◆ **Short problem 1**: List every sentence in the essay on showing up that ends with a question mark.
◆ **Short problem 2**: Revise the essay on showing up, starting at "Why is it hard" and ending at "did our part.", with "church" changed to "chapel" throughout.

◆ **Given passage**:
· · ·

In order to conquer the world, first you must show up.

My biggest frustration in the world is people who don’t show up when they say they are going to. If you are going to meet me at 10 a.m., meet me. If you aren’t, call me or text me. It’s not that hard.

Why is it so hard for some people?

Why is it hard to show up to work? To come in on time? I was raised to show up 15 minutes before you are supposed. Respect other people’s time.

Yes, we were always late as children. (Totally my mom’s fault!) I can’t tell you how many times we snuck into church and had to sit in the very last pew. Or those couple times when church was packed and we had to do the 5-minute-late walk of shame to the middle row. (And yes mom, it had nothing to do with you getting three children and a husband ready first. J )

But you know what, we showed up. At least we were there. We sat through the service, listened to the sermon and did our part.

I violate this in the worst way. I get that. I would totally rather sit on my couch then show up. It’s hard. I get that. But I am trying.I know it’s an issue and I’m trying to fix it.

You miss 100% of the shots you don’t take. If you don’t show up, you don’t know what could have happened if you did.

If you frequently are getting called for missing events, or people asking where you are, show up next time. It’s never too late to change. You can ALWAYS change your behavior. You don’t have to live up to what people’s perception of you is. Every Monday is a do-over. Every Month is a do-over. There is ALWAYS time to make a change. First you just have to show up and do it.

· · ·

Layout dataset lines
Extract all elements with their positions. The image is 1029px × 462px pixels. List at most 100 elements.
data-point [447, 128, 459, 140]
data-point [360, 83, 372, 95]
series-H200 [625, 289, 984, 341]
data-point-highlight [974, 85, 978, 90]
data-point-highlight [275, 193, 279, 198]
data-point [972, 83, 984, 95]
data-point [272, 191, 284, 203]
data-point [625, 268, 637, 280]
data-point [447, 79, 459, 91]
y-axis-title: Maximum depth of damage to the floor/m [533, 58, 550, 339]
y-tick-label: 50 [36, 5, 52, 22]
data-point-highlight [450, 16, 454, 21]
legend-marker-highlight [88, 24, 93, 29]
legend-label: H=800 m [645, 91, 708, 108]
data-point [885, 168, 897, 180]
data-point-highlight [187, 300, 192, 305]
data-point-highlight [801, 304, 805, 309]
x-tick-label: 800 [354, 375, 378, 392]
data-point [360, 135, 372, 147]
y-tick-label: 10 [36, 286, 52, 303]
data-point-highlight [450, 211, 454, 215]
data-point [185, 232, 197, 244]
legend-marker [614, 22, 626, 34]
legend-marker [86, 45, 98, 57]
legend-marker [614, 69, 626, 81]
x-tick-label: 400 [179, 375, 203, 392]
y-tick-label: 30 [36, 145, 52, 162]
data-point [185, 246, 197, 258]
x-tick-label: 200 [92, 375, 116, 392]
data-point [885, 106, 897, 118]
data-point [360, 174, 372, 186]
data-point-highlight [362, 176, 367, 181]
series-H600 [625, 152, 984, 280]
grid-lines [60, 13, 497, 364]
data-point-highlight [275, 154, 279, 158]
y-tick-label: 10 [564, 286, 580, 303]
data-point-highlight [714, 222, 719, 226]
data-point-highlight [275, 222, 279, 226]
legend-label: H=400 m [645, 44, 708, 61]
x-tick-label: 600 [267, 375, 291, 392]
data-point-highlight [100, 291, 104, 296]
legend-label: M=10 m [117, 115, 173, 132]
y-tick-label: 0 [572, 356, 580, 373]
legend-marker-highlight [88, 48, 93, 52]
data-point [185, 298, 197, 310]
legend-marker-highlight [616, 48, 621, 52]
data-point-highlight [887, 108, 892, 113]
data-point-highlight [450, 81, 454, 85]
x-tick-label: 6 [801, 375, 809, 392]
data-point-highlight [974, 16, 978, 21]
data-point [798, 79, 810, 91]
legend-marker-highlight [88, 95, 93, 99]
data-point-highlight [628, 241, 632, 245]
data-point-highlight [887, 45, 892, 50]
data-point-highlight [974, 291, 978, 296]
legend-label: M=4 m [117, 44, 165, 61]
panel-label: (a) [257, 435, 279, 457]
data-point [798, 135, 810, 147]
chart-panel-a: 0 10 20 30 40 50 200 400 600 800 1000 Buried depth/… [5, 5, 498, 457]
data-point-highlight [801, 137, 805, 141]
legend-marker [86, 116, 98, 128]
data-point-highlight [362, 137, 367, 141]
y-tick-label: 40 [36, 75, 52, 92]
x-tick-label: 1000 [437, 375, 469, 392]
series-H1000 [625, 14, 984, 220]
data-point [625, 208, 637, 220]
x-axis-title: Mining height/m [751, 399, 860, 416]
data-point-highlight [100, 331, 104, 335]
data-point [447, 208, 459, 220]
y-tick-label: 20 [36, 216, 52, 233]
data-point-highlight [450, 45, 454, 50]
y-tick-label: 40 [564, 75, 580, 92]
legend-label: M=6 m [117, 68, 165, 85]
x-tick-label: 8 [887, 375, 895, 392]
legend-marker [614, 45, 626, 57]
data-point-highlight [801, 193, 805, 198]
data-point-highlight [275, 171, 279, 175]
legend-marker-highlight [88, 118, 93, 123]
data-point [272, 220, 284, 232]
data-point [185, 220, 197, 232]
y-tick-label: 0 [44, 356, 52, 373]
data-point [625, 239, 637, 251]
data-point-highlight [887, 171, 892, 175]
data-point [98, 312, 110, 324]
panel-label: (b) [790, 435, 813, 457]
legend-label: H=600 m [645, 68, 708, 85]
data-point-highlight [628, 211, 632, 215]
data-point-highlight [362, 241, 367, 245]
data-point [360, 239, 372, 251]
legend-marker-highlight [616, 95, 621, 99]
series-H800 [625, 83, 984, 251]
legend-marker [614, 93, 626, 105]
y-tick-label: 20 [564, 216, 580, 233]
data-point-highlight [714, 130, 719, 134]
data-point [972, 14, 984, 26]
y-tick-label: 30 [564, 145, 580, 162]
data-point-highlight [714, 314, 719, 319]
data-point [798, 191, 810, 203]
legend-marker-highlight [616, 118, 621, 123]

· · ·

◆ **Written solution 1**:
- Why is it so hard for some people?
- Why is it hard to show up to work?
- To come in on time?

◆ **Written solution 2**:
Why is it hard to show up to work? To come in on time? I was raised to show up 15 minutes before you are supposed. Respect other people’s time.

Yes, we were always late as children. (Totally my mom’s fault!) I can’t tell you how many times we snuck into chapel and had to sit in the very last pew. Or those couple times when chapel was packed and we had to do the 5-minute-late walk of shame to the middle row. (And yes mom, it had nothing to do with you getting three children and a husband ready first. J )

But you know what, we showed up. At least we were there. We sat through the service, listened to the sermon and did our part.